- Text -

Van Stadensrus rife with service delivery problems

Ben Mokoroane stands alongside the foundation of his incomplete RDP house. PHOTOS: PIERCE VAN HEERDEN

Van Stadensrus, a sleepy town located about 30 km south of Wepener, is faced with a number of service delivery related issues compounding the poverty and unemployment plaguing the small community. Many of its inhabitants do not have proper housing, while some live with malfunctioning sewerage systems on a daily basis.
Ben Mokoroane, a father of three, has had to find alternative accommodation for over a decade after waiting for his Reconstruction and Development Programme (RDP) house, only for construction to be stalled a number of times. “My bricks arrived last year but they were taken back to build the house next door. This is despite the fact that the next door house was on the list after mine. In March I received new bricks but they were shortly taken away to build the foundation of yet another house,” said Mokoroane.

Sewage flows in the street in the small town.

Mokoroane claimed that the bricks were sold for R2 500 by the Community Liaison Officer (CLO) who overlooks the RDP projects in the area. Bloemfontein Courant spoke to the CLO, a local man who did not want to be named. He did not deny that bricks were sold off but expressed that the construction of Mokoroane’s house is set for April. “When a house has not been completed, we use others’ bricks to finish it off. When we get new bricks, they would then be returned to the older house,” he said.
He added that after delayed salary payments he sold about a pellet and a half of Mokoroane’s bricks so that he could buy food. The man supports a family of four. He is a middle man between residents and building contractors after losing his job as a security guard.

- Directive a -
Rewrite the entries as a Markdown table with the columns Row and Line, starting at the first line of the entries and going through the line containing "resistor R3 (475, 154, 513, 184)". Number each row, include only those lines, and omit blank lines.

- Recorded information -
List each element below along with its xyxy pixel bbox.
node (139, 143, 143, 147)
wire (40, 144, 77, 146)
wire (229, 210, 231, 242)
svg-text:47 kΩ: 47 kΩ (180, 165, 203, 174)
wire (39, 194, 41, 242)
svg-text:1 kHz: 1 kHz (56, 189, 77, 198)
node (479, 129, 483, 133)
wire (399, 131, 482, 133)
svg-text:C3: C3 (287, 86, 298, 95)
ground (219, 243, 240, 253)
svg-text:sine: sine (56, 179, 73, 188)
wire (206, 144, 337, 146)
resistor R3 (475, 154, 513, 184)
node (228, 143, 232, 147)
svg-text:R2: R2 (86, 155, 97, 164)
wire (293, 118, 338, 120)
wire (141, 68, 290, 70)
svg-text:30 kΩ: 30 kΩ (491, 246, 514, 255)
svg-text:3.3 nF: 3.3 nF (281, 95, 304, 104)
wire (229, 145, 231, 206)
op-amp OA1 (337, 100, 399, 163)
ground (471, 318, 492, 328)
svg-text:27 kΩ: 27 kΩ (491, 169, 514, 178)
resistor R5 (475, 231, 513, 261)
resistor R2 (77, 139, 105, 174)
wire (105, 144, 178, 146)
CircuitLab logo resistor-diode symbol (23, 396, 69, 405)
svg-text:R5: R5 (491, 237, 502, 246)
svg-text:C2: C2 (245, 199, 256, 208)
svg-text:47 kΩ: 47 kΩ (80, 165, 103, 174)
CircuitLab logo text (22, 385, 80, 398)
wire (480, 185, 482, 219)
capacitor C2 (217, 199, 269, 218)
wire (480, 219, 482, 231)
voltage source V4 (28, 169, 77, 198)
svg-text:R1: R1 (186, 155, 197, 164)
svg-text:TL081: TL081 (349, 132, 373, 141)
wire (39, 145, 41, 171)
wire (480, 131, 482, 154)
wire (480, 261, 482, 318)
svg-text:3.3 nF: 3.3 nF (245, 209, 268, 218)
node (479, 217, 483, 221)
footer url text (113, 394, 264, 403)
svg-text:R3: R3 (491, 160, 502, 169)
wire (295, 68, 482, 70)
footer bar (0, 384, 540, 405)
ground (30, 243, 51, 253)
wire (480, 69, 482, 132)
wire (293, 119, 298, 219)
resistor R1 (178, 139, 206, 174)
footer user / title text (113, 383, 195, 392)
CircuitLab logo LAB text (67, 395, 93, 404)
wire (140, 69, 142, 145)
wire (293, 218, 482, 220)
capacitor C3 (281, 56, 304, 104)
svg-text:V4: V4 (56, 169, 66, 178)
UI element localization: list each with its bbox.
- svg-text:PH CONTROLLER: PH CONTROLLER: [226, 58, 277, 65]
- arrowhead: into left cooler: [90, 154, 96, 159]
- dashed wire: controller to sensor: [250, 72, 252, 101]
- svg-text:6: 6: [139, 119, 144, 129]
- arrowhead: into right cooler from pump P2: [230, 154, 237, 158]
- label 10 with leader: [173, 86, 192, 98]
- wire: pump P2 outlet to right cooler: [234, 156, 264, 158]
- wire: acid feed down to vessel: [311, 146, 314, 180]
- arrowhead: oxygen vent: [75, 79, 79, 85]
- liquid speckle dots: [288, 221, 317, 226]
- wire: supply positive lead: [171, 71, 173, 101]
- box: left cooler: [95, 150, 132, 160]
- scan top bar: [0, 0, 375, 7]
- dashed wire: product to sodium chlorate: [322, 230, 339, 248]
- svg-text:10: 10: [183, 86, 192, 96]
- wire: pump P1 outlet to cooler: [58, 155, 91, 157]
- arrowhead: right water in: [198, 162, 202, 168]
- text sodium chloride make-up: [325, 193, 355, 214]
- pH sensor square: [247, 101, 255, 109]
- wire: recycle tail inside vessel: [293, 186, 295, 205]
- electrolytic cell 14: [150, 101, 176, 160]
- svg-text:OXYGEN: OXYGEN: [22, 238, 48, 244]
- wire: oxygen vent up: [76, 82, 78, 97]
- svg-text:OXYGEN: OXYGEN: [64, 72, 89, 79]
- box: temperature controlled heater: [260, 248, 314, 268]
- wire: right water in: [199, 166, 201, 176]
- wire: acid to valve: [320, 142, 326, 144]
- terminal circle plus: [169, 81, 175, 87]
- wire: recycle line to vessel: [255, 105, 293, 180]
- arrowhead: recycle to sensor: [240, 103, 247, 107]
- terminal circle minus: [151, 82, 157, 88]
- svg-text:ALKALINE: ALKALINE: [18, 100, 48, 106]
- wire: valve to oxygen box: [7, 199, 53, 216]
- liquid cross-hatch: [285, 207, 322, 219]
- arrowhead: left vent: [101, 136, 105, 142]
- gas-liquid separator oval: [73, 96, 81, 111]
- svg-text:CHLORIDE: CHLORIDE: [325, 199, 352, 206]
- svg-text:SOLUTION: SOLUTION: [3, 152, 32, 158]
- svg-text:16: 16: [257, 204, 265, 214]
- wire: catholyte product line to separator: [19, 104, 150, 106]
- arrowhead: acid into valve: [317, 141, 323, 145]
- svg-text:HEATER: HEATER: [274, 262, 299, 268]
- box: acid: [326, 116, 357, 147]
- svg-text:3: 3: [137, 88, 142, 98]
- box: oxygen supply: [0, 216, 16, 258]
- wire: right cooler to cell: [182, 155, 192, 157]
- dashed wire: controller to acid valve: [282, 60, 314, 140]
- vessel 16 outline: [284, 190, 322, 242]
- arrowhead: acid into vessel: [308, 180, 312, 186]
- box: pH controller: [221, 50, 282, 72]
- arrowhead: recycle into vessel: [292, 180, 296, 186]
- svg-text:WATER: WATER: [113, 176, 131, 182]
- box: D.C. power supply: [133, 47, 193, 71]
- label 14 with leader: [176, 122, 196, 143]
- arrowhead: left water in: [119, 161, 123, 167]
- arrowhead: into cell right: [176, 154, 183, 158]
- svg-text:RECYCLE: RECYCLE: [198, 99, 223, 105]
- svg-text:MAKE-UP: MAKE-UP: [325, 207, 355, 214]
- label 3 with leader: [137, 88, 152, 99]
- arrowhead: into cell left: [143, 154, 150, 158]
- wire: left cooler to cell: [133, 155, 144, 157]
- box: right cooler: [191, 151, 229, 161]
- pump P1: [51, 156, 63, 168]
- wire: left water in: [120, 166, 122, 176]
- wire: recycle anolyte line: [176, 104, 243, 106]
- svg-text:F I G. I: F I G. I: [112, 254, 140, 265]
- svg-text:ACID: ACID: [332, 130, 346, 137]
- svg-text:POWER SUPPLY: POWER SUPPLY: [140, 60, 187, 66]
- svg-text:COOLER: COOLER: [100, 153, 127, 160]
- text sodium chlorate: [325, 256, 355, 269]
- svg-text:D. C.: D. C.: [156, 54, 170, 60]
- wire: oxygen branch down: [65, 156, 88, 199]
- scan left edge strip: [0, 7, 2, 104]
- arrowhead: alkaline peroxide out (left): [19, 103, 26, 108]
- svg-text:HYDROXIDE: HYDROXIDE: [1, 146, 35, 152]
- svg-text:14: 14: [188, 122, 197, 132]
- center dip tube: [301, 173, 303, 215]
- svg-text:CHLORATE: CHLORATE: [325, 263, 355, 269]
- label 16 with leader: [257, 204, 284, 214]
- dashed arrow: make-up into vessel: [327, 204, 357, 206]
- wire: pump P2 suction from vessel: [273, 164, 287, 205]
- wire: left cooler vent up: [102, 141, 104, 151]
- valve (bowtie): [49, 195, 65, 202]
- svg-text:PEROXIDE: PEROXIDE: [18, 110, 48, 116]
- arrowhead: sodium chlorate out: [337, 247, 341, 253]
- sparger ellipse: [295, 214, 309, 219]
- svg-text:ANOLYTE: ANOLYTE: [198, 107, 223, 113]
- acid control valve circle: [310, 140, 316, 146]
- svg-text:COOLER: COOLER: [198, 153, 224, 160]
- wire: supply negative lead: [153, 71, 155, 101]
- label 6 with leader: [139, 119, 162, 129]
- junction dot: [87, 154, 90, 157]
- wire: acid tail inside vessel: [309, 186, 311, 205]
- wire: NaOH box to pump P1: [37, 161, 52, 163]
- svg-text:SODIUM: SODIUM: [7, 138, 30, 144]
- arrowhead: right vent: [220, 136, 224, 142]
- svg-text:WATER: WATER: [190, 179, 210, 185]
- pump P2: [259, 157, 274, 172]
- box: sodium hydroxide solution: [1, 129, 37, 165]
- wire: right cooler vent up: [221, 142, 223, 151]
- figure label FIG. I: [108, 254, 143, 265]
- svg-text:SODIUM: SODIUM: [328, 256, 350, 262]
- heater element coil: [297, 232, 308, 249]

- Directive b -
Continue the article about service delivery problems in Van Stadensrus after its last sentence.

- Exercise result a -
| Row | Line |
|---|---|
| 1 | List each element below along with its xyxy pixel bbox. |
| 2 | node (139, 143, 143, 147) |
| 3 | wire (40, 144, 77, 146) |
| 4 | wire (229, 210, 231, 242) |
| 5 | svg-text:47 kΩ: 47 kΩ (180, 165, 203, 174) |
| 6 | wire (39, 194, 41, 242) |
| 7 | svg-text:1 kHz: 1 kHz (56, 189, 77, 198) |
| 8 | node (479, 129, 483, 133) |
| 9 | wire (399, 131, 482, 133) |
| 10 | svg-text:C3: C3 (287, 86, 298, 95) |
| 11 | ground (219, 243, 240, 253) |
| 12 | svg-text:sine: sine (56, 179, 73, 188) |
| 13 | wire (206, 144, 337, 146) |
| 14 | resistor R3 (475, 154, 513, 184) |

- Exercise result b -
Van Stadensrus falls under Mangaung Metro Municipality and along with Wepener and Dewetsdorp makes up Ward 50. However, this small town with an estimated population of almost 2000 people seems to be a forgotten part of much bigger region. Entering the township of Thapelong, sewage can be seen flowing down the main street. If you walk up its curving roads you will discover that the source of the stream is a small yard where a woman lives with two pets.

An open field has become both a dumping site and sports grounds.

Masechaba Mosebo, a day-care worker, expressed that her mother had no access to electricity on her piece of land. “My mother received the space in 2015. We really need electricity to be reconnected,” explained Mosebo on behalf of her 76-year-old mother.
According to EFF’s Beleme Thomas, people of Van Stadensrus have been trying to bring attention to their concerns in a peaceful way. “These are things that have been discussed with the ward councillor in a meeting last year. She promised that they would find solutions and even said that a new RDP contractor would be appointed,” said Thomas. He claimed that many residents are charged for services that they do not have access to.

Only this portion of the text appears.